Dataset entries

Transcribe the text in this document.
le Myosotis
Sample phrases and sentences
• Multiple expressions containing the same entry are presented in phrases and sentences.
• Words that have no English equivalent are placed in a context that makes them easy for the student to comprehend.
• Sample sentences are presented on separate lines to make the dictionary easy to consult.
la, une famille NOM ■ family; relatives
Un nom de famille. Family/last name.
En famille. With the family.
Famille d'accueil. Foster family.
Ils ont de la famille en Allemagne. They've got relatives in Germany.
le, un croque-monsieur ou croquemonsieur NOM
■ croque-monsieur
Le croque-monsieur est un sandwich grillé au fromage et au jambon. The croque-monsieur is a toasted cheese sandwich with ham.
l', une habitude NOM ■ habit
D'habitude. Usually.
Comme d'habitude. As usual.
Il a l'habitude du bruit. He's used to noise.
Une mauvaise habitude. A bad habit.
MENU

- [TO DO]: Lines in the records that hold the word "Sample" are to be counted; give only the total.

- [SOLVED PROBLEM]: 2